■ Task objective ■
The required output consists solely of the lines from the line containing "Convert this screenshot" through the end of the records, copied exactly.

■ Entries ■
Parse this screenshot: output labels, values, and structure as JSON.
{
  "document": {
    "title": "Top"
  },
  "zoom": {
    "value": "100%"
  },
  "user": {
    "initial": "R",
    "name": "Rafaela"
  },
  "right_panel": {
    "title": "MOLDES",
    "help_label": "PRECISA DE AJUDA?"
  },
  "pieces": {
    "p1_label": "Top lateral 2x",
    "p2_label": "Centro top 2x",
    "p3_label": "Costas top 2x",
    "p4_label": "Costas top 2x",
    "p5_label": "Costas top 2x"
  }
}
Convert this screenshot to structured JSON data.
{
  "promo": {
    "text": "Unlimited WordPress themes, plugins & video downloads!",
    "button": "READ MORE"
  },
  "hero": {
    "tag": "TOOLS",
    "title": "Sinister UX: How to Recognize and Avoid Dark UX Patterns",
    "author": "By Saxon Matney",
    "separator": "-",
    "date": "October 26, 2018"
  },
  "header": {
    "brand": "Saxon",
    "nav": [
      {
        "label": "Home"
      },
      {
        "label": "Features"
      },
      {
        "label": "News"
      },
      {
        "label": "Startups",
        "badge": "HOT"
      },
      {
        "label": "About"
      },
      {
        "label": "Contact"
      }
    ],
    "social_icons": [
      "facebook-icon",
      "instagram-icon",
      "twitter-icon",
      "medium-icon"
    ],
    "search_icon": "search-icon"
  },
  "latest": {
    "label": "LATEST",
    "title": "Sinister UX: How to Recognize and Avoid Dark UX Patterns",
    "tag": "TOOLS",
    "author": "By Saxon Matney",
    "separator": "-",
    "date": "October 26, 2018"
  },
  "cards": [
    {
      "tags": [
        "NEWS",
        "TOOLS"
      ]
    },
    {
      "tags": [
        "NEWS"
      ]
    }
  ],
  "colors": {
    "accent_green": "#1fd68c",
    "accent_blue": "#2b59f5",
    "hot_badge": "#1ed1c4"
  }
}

■ Answer in full ■
Convert this screenshot to structured JSON data.
{
  "promo": {
    "text": "Unlimited WordPress themes, plugins & video downloads!",
    "button": "READ MORE"
  },
  "hero": {
    "tag": "TOOLS",
    "title": "Sinister UX: How to Recognize and Avoid Dark UX Patterns",
    "author": "By Saxon Matney",
    "separator": "-",
    "date": "October 26, 2018"
  },
  "header": {
    "brand": "Saxon",
    "nav": [
      {
        "label": "Home"
      },
      {
        "label": "Features"
      },
      {
        "label": "News"
      },
      {
        "label": "Startups",
        "badge": "HOT"
      },
      {
        "label": "About"
      },
      {
        "label": "Contact"
      }
    ],
    "social_icons": [
      "facebook-icon",
      "instagram-icon",
      "twitter-icon",
      "medium-icon"
    ],
    "search_icon": "search-icon"
  },
  "latest": {
    "label": "LATEST",
    "title": "Sinister UX: How to Recognize and Avoid Dark UX Patterns",
    "tag": "TOOLS",
    "author": "By Saxon Matney",
    "separator": "-",
    "date": "October 26, 2018"
  },
  "cards": [
    {
      "tags": [
        "NEWS",
        "TOOLS"
      ]
    },
    {
      "tags": [
        "NEWS"
      ]
    }
  ],
  "colors": {
    "accent_green": "#1fd68c",
    "accent_blue": "#2b59f5",
    "hot_badge": "#1ed1c4"
  }
}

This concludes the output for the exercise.